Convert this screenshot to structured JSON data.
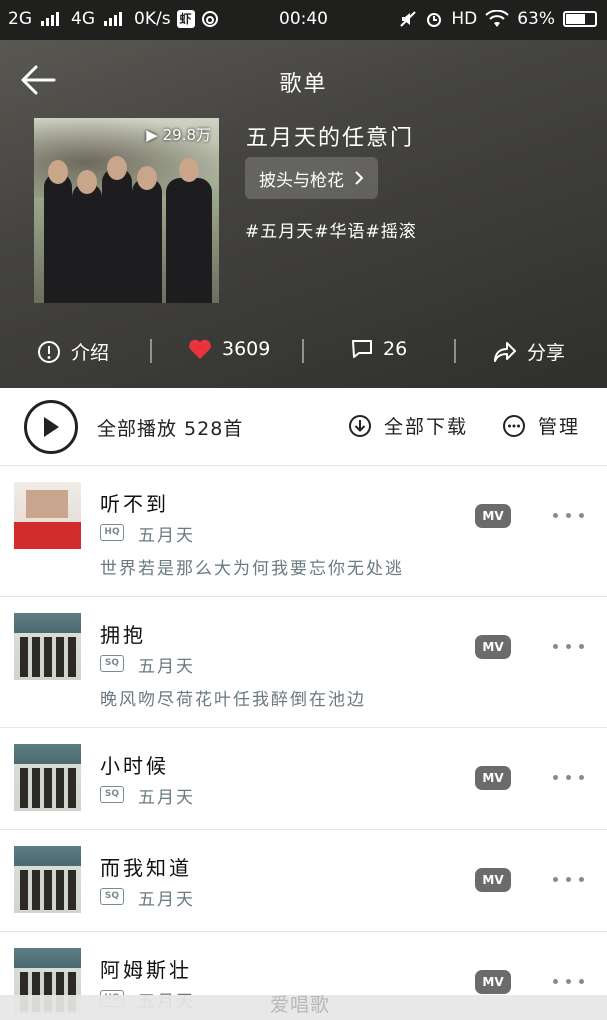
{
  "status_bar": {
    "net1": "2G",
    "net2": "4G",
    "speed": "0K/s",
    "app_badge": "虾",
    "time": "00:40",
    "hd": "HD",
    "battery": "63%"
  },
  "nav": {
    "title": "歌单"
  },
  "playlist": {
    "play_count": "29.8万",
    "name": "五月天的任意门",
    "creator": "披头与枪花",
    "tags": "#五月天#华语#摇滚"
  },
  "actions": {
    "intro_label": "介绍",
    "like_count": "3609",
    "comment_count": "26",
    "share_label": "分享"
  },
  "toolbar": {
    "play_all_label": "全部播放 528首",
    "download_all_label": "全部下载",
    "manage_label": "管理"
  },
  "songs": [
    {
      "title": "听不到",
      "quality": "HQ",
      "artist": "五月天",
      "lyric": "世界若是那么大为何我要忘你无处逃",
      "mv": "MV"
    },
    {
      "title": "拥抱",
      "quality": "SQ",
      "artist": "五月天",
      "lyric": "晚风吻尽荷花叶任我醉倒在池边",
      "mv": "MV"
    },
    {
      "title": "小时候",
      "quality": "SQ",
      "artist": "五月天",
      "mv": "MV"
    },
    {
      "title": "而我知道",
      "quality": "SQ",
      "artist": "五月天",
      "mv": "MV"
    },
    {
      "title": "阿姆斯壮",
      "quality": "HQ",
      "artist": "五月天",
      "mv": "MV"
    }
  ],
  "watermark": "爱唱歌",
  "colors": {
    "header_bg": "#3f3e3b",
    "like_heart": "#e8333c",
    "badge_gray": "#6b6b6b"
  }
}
==
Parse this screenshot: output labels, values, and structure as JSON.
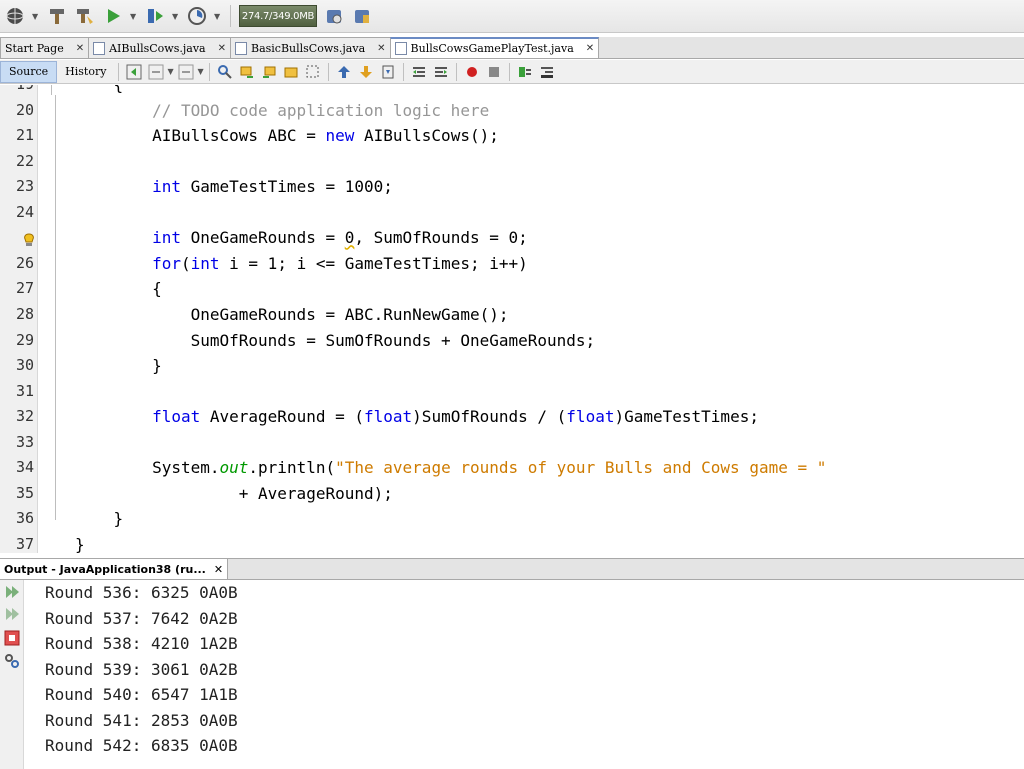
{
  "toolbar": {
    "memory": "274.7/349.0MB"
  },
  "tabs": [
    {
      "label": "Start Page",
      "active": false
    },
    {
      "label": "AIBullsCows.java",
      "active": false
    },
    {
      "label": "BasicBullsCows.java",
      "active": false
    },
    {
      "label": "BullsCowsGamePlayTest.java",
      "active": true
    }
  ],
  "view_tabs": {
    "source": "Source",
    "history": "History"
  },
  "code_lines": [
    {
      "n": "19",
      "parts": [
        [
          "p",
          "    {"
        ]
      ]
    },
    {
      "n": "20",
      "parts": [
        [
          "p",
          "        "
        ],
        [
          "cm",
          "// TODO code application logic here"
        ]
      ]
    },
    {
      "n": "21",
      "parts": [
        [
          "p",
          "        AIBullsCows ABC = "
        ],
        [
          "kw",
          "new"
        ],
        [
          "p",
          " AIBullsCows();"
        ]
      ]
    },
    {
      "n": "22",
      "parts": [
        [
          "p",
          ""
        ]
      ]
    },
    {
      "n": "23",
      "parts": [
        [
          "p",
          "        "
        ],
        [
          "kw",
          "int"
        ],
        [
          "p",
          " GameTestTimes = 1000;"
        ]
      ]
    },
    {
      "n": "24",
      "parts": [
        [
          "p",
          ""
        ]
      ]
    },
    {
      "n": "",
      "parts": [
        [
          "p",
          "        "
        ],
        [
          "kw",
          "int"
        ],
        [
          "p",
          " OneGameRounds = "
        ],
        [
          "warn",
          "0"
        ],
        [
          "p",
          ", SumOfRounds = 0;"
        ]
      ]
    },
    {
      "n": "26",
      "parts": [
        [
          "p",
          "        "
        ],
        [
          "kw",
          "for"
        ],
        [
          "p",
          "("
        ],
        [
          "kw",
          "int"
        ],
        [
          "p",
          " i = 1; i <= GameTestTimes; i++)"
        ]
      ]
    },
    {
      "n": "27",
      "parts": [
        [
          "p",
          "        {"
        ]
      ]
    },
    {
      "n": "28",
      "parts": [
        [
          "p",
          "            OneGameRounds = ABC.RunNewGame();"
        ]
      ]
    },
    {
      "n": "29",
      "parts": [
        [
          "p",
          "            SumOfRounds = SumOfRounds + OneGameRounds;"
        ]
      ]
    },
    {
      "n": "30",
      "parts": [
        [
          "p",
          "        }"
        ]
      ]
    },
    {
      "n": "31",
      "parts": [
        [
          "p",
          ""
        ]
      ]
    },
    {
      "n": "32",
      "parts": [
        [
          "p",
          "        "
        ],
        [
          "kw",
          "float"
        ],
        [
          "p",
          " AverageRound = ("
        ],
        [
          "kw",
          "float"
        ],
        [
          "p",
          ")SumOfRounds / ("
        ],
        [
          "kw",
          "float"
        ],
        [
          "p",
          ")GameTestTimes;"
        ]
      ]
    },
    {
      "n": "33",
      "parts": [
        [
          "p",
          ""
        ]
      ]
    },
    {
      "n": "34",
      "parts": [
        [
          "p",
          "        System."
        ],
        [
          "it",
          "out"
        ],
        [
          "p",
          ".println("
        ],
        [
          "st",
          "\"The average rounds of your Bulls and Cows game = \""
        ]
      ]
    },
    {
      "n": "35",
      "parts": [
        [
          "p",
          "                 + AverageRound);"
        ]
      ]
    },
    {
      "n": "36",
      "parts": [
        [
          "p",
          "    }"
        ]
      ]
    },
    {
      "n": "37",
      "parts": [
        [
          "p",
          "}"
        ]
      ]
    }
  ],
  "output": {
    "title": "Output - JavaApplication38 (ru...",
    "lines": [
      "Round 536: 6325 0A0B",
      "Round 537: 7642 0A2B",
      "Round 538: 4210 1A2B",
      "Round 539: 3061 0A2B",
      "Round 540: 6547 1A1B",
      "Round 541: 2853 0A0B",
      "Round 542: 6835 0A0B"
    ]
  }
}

_Goal of the exercise_.
From the data above, copy out every line with the string "title" in it.

_Solution_.
    "title": "歌单"
      "title": "听不到",
      "title": "拥抱",
      "title": "小时候",
      "title": "而我知道",
      "title": "阿姆斯壮",
    "title": "Output - JavaApplication38 (ru...",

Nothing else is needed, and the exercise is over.